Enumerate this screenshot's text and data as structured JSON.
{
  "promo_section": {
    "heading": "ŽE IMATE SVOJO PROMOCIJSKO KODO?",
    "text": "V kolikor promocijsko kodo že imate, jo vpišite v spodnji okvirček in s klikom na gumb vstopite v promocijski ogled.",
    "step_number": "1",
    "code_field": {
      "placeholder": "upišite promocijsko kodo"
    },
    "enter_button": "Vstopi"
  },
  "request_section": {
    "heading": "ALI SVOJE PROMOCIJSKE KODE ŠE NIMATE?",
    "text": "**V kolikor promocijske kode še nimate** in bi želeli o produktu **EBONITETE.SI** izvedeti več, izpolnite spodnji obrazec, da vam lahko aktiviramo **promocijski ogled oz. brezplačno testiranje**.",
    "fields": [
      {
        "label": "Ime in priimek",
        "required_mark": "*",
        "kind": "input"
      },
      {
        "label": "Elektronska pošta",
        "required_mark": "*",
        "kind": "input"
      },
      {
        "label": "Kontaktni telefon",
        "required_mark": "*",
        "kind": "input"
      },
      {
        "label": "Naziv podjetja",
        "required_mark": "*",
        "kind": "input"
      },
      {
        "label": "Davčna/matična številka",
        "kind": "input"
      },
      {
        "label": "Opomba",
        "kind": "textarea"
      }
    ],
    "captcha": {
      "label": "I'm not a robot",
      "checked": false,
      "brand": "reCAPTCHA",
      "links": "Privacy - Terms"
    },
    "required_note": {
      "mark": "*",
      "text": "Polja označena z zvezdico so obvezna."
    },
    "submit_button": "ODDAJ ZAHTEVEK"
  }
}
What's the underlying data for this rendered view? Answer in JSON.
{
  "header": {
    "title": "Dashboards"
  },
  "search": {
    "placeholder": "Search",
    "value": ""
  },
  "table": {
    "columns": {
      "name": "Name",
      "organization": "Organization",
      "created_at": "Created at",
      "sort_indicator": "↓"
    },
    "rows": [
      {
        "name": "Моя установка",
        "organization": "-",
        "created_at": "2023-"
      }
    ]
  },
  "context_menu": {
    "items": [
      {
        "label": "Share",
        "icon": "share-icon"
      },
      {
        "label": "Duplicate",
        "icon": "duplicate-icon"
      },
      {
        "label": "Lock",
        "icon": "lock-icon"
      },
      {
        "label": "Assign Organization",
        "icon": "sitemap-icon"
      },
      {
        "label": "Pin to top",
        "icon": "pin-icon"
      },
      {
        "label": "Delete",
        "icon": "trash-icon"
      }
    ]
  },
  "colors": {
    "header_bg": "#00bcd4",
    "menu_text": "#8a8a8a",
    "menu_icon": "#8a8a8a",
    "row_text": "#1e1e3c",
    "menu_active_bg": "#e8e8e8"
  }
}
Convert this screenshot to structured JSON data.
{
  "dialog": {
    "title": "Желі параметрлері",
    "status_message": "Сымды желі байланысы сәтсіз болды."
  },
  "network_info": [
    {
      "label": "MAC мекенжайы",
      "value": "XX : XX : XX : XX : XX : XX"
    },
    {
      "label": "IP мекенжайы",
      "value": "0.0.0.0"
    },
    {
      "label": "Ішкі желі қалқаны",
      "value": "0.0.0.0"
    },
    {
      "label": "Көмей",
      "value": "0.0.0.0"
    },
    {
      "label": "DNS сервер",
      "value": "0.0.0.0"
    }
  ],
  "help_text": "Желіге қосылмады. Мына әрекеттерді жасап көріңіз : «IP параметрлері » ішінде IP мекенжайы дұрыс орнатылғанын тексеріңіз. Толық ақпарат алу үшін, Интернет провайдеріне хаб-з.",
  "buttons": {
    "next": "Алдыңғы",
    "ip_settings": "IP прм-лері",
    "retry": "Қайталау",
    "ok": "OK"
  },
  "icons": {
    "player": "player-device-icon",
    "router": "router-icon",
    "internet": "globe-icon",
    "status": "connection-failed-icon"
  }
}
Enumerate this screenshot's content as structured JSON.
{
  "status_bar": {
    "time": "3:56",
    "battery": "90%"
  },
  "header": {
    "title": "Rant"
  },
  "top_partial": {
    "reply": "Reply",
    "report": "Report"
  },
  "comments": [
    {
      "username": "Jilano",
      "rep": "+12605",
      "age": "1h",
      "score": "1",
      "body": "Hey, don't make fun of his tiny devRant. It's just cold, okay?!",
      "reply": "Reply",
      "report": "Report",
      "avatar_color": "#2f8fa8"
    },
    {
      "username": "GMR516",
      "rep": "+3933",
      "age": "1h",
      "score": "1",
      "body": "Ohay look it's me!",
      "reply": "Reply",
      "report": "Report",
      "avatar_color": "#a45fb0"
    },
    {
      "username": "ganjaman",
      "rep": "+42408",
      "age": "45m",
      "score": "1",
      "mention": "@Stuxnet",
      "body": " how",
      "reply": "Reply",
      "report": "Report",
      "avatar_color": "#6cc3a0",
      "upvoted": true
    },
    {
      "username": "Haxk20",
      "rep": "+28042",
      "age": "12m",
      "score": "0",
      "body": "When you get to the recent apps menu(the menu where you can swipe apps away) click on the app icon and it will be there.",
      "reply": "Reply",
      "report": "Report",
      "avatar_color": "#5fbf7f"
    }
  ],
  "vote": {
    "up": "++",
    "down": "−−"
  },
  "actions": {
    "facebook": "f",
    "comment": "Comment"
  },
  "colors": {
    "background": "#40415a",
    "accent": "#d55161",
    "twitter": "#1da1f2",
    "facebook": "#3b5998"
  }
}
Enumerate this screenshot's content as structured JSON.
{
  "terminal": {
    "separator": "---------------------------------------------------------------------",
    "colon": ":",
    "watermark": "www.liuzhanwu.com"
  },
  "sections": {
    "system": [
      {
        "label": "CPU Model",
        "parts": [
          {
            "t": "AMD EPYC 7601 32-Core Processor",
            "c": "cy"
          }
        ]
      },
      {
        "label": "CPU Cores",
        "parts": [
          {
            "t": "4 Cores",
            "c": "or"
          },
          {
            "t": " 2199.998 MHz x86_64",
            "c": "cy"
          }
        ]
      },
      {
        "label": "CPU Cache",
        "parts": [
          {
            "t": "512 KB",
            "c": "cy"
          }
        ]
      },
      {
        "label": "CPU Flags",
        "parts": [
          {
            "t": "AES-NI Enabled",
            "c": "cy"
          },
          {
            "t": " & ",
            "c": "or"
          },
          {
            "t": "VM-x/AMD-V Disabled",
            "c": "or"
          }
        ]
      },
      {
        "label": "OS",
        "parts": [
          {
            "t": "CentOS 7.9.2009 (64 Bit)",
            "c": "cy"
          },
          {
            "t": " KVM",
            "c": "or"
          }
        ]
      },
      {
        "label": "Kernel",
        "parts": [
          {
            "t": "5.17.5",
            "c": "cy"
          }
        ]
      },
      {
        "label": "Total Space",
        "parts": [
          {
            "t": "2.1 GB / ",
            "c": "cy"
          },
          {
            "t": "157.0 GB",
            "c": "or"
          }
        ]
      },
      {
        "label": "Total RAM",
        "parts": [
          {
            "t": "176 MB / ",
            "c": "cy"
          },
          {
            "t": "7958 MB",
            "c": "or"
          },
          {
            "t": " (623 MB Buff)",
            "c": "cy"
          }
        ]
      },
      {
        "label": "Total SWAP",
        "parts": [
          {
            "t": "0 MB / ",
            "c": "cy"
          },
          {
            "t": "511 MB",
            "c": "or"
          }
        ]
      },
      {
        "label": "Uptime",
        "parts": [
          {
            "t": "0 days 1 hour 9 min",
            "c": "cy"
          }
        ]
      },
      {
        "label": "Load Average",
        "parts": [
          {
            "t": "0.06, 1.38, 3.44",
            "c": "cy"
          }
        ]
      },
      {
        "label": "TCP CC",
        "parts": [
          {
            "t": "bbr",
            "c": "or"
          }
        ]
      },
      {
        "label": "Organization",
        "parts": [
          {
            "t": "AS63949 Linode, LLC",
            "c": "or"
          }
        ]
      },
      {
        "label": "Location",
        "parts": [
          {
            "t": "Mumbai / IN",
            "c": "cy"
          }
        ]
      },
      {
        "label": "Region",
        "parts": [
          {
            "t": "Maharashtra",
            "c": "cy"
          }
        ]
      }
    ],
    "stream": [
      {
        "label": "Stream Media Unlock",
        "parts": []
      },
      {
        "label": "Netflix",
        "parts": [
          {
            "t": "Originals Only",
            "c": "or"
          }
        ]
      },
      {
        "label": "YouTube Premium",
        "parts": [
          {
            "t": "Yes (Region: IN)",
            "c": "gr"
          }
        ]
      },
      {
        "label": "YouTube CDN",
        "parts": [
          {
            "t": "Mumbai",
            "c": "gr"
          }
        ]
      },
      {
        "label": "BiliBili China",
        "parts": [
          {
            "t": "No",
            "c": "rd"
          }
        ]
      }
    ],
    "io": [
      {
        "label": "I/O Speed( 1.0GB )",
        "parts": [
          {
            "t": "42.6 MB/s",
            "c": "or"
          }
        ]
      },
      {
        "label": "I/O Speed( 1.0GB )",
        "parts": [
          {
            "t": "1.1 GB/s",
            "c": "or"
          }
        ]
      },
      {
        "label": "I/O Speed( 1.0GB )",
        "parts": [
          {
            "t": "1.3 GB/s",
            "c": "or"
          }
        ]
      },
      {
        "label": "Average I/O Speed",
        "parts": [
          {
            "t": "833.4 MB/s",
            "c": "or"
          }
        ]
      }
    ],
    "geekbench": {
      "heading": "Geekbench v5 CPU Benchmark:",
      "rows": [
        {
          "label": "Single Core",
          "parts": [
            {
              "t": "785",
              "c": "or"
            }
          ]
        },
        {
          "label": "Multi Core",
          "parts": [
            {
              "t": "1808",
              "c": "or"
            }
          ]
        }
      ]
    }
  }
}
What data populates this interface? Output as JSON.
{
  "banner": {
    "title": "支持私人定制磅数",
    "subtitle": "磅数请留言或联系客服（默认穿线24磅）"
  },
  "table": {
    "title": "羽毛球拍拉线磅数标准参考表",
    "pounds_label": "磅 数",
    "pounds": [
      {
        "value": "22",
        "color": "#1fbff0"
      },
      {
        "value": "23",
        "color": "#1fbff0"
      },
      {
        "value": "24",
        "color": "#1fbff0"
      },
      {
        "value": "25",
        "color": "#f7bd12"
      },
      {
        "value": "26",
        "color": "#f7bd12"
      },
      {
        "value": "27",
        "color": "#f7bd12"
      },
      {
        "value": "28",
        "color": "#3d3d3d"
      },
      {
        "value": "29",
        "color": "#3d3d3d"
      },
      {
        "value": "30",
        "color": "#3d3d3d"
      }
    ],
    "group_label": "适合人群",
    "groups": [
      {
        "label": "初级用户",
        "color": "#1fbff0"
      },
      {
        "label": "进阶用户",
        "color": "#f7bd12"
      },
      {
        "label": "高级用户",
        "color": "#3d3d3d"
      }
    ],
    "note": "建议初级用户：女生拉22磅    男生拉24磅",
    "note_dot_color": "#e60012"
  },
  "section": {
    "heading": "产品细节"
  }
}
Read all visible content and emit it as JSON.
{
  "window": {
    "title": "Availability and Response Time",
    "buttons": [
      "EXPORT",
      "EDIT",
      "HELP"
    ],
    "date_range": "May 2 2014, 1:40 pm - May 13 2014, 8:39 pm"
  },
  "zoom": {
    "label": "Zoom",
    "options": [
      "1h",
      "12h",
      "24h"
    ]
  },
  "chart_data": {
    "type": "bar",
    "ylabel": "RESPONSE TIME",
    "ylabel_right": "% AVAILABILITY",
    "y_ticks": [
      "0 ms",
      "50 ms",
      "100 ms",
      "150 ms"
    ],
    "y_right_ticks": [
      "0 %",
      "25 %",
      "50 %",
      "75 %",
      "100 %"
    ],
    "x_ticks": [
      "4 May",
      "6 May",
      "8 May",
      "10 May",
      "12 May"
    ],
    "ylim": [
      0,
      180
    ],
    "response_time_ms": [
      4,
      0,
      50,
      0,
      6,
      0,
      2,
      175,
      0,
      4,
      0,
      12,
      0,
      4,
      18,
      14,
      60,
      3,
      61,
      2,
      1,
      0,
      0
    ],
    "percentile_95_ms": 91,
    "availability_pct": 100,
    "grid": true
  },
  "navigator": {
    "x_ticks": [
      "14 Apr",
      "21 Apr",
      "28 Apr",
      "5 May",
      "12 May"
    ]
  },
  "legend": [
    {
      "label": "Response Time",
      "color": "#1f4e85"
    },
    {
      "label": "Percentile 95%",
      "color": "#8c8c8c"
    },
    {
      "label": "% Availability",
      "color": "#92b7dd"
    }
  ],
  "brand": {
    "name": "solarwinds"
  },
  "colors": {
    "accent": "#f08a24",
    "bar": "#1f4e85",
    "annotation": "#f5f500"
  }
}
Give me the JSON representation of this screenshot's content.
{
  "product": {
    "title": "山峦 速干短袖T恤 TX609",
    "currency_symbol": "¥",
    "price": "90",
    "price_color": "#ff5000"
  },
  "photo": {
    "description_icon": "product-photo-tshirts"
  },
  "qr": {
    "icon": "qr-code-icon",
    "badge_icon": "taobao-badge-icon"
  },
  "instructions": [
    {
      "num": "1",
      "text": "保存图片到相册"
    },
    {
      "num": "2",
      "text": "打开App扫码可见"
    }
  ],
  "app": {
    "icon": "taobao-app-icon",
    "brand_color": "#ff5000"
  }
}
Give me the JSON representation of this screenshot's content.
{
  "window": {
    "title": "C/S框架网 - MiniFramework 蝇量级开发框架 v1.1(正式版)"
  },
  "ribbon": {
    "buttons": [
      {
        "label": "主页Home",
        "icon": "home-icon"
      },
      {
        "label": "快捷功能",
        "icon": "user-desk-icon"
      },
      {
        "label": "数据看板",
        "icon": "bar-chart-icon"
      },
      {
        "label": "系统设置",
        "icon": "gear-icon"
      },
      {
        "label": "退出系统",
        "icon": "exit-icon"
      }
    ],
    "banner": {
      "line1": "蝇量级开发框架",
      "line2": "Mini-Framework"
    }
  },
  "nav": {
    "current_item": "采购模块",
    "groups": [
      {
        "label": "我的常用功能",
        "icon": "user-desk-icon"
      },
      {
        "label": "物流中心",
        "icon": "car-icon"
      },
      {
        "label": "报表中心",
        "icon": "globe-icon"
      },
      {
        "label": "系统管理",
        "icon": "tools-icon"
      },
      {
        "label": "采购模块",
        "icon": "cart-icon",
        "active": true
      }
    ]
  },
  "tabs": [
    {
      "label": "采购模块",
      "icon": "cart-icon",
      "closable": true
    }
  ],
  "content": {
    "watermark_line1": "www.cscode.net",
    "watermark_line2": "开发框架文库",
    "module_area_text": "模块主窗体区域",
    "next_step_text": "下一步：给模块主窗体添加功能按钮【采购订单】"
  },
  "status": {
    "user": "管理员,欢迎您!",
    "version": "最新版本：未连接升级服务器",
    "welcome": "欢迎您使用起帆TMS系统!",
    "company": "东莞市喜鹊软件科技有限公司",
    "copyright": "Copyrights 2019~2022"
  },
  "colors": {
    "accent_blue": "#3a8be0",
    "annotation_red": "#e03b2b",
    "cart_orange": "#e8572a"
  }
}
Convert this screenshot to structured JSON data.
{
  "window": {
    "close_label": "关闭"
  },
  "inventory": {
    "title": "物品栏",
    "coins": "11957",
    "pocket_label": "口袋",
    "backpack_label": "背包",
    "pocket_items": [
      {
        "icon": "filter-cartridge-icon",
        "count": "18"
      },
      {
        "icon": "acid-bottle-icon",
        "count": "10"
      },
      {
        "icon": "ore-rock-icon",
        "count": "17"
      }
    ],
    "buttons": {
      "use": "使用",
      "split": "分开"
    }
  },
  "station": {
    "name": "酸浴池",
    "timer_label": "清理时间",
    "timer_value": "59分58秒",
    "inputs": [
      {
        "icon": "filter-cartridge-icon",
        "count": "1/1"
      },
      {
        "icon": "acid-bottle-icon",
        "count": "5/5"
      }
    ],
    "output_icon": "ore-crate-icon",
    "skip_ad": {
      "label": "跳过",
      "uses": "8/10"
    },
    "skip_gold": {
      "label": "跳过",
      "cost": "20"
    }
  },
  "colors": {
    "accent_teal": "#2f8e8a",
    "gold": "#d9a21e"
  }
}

..............................

Directive:
Go through the records and pull out each line that includes the word "Total".

Result:
        "label": "Total Space",
        "label": "Total RAM",
        "label": "Total SWAP",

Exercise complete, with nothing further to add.